- **STATED PROBLEM**
Write the data out again, character for character, with no images.

- **PROVIDED DATA**

------------

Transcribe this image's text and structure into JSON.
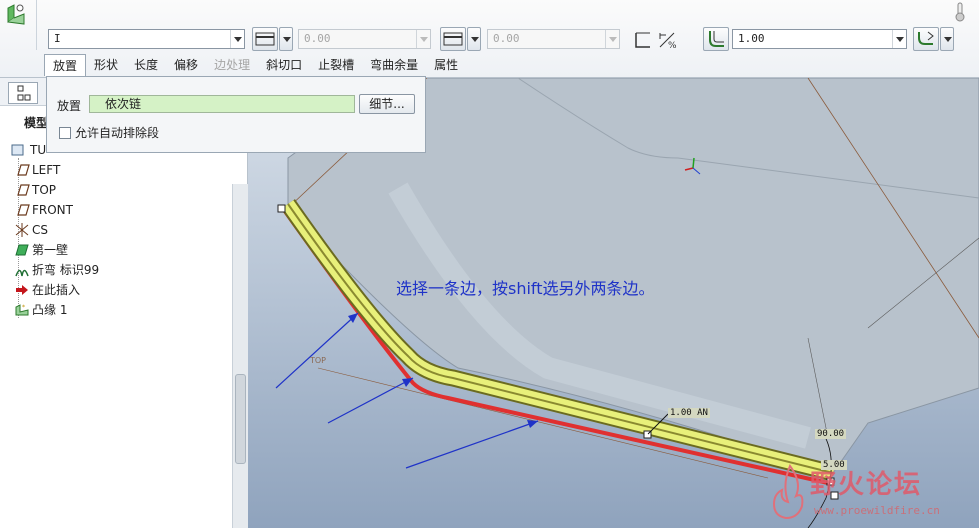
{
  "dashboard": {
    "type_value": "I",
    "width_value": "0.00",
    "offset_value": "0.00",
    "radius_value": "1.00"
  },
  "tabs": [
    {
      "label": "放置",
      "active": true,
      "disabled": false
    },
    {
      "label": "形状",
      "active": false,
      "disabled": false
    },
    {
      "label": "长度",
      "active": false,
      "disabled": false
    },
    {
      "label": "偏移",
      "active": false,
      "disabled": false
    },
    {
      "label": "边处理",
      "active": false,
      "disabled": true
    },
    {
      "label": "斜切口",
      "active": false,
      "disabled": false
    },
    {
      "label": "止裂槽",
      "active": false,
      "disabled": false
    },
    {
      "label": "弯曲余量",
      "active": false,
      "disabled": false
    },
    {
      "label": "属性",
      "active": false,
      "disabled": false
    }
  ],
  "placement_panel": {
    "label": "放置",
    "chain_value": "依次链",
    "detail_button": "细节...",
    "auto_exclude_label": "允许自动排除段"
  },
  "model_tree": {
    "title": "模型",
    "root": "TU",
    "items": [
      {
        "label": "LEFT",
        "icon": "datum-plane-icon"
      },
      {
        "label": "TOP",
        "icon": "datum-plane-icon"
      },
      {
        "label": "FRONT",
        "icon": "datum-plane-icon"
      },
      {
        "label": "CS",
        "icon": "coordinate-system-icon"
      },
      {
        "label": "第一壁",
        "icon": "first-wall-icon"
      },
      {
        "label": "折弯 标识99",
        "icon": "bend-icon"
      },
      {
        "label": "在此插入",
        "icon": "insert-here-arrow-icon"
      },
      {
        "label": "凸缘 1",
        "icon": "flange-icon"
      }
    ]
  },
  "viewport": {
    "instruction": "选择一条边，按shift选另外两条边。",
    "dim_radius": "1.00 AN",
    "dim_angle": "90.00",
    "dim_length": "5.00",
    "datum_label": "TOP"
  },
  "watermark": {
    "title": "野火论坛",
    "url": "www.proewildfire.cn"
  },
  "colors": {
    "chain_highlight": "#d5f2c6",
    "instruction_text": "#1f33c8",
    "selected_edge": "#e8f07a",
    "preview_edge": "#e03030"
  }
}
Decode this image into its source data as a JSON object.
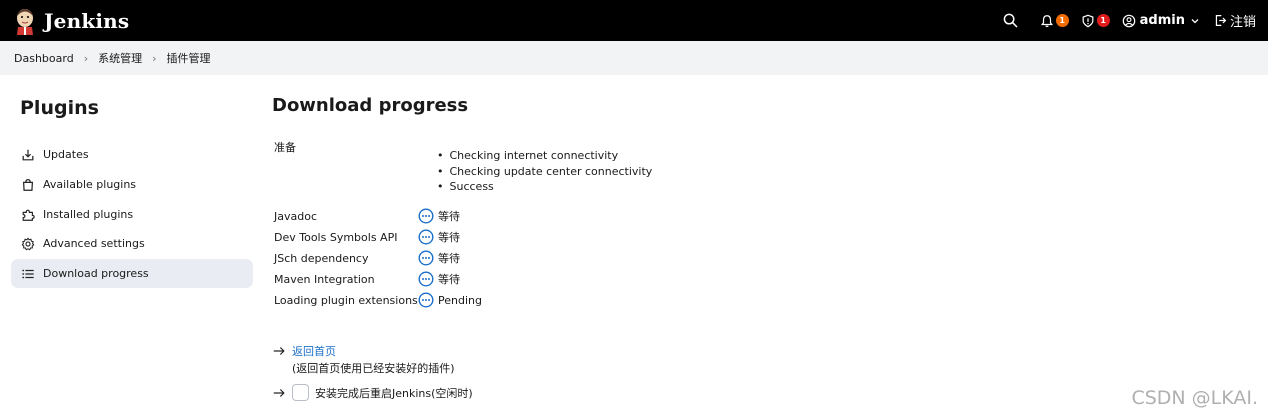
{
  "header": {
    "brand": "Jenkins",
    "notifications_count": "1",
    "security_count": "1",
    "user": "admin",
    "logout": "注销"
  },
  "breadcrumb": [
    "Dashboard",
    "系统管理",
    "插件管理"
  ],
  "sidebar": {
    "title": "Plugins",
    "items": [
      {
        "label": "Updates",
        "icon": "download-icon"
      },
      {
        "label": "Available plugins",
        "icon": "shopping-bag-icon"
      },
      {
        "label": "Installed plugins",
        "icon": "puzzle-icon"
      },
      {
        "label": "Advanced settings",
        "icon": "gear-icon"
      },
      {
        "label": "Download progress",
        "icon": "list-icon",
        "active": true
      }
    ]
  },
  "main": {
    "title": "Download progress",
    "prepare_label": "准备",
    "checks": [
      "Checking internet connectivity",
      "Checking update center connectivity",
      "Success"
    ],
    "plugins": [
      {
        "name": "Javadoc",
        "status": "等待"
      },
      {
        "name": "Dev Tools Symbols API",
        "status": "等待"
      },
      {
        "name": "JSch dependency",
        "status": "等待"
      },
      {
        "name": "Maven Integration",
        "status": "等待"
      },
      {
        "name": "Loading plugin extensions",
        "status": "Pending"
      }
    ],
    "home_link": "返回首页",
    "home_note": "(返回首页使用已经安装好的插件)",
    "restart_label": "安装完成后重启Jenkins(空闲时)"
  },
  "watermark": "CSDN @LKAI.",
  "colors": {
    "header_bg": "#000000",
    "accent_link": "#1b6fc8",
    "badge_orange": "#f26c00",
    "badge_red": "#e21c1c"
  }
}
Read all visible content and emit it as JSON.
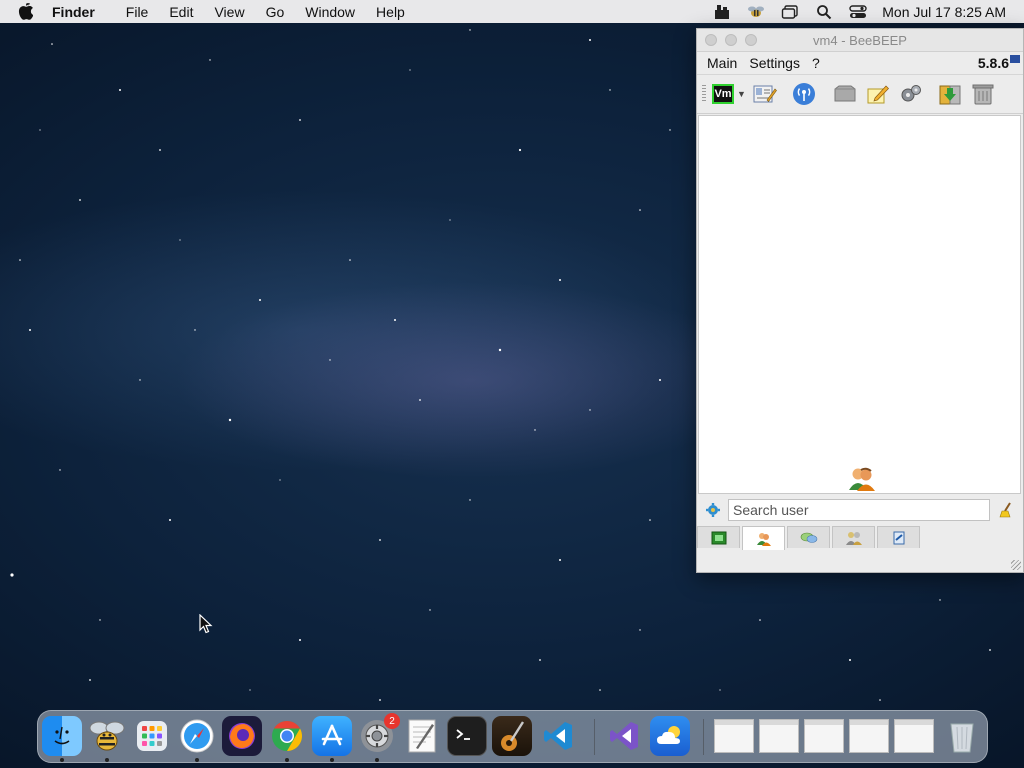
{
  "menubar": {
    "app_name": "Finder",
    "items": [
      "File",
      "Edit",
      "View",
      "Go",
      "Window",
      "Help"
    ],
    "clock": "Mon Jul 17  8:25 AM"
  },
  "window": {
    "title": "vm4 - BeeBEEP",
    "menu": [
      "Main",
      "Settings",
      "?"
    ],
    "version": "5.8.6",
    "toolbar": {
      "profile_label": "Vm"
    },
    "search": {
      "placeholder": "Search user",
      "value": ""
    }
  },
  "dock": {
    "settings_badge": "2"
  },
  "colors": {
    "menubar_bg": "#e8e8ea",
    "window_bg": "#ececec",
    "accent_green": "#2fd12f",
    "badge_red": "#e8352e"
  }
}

------------

- **WRITTEN ANSWER**
Transcribe this image's text and structure into JSON.
{
  "dashboard": {
    "type_value": "I",
    "width_value": "0.00",
    "offset_value": "0.00",
    "radius_value": "1.00"
  },
  "tabs": [
    {
      "label": "放置",
      "active": true,
      "disabled": false
    },
    {
      "label": "形状",
      "active": false,
      "disabled": false
    },
    {
      "label": "长度",
      "active": false,
      "disabled": false
    },
    {
      "label": "偏移",
      "active": false,
      "disabled": false
    },
    {
      "label": "边处理",
      "active": false,
      "disabled": true
    },
    {
      "label": "斜切口",
      "active": false,
      "disabled": false
    },
    {
      "label": "止裂槽",
      "active": false,
      "disabled": false
    },
    {
      "label": "弯曲余量",
      "active": false,
      "disabled": false
    },
    {
      "label": "属性",
      "active": false,
      "disabled": false
    }
  ],
  "placement_panel": {
    "label": "放置",
    "chain_value": "依次链",
    "detail_button": "细节...",
    "auto_exclude_label": "允许自动排除段"
  },
  "model_tree": {
    "title": "模型",
    "root": "TU",
    "items": [
      {
        "label": "LEFT",
        "icon": "datum-plane-icon"
      },
      {
        "label": "TOP",
        "icon": "datum-plane-icon"
      },
      {
        "label": "FRONT",
        "icon": "datum-plane-icon"
      },
      {
        "label": "CS",
        "icon": "coordinate-system-icon"
      },
      {
        "label": "第一壁",
        "icon": "first-wall-icon"
      },
      {
        "label": "折弯 标识99",
        "icon": "bend-icon"
      },
      {
        "label": "在此插入",
        "icon": "insert-here-arrow-icon"
      },
      {
        "label": "凸缘 1",
        "icon": "flange-icon"
      }
    ]
  },
  "viewport": {
    "instruction": "选择一条边，按shift选另外两条边。",
    "dim_radius": "1.00 AN",
    "dim_angle": "90.00",
    "dim_length": "5.00",
    "datum_label": "TOP"
  },
  "watermark": {
    "title": "野火论坛",
    "url": "www.proewildfire.cn"
  },
  "colors": {
    "chain_highlight": "#d5f2c6",
    "instruction_text": "#1f33c8",
    "selected_edge": "#e8f07a",
    "preview_edge": "#e03030"
  }
}
Decode this image into its source data as a JSON object.
{
  "header": {
    "brand": "Jenkins",
    "notifications_count": "1",
    "security_count": "1",
    "user": "admin",
    "logout": "注销"
  },
  "breadcrumb": [
    "Dashboard",
    "系统管理",
    "插件管理"
  ],
  "sidebar": {
    "title": "Plugins",
    "items": [
      {
        "label": "Updates",
        "icon": "download-icon"
      },
      {
        "label": "Available plugins",
        "icon": "shopping-bag-icon"
      },
      {
        "label": "Installed plugins",
        "icon": "puzzle-icon"
      },
      {
        "label": "Advanced settings",
        "icon": "gear-icon"
      },
      {
        "label": "Download progress",
        "icon": "list-icon",
        "active": true
      }
    ]
  },
  "main": {
    "title": "Download progress",
    "prepare_label": "准备",
    "checks": [
      "Checking internet connectivity",
      "Checking update center connectivity",
      "Success"
    ],
    "plugins": [
      {
        "name": "Javadoc",
        "status": "等待"
      },
      {
        "name": "Dev Tools Symbols API",
        "status": "等待"
      },
      {
        "name": "JSch dependency",
        "status": "等待"
      },
      {
        "name": "Maven Integration",
        "status": "等待"
      },
      {
        "name": "Loading plugin extensions",
        "status": "Pending"
      }
    ],
    "home_link": "返回首页",
    "home_note": "(返回首页使用已经安装好的插件)",
    "restart_label": "安装完成后重启Jenkins(空闲时)"
  },
  "watermark": "CSDN @LKAI.",
  "colors": {
    "header_bg": "#000000",
    "accent_link": "#1b6fc8",
    "badge_orange": "#f26c00",
    "badge_red": "#e21c1c"
  }
}
Read all visible content and emit it as JSON.
{
  "menubar": {
    "app_name": "Finder",
    "items": [
      "File",
      "Edit",
      "View",
      "Go",
      "Window",
      "Help"
    ],
    "clock": "Mon Jul 17  8:25 AM"
  },
  "window": {
    "title": "vm4 - BeeBEEP",
    "menu": [
      "Main",
      "Settings",
      "?"
    ],
    "version": "5.8.6",
    "toolbar": {
      "profile_label": "Vm"
    },
    "search": {
      "placeholder": "Search user",
      "value": ""
    }
  },
  "dock": {
    "settings_badge": "2"
  },
  "colors": {
    "menubar_bg": "#e8e8ea",
    "window_bg": "#ececec",
    "accent_green": "#2fd12f",
    "badge_red": "#e8352e"
  }
}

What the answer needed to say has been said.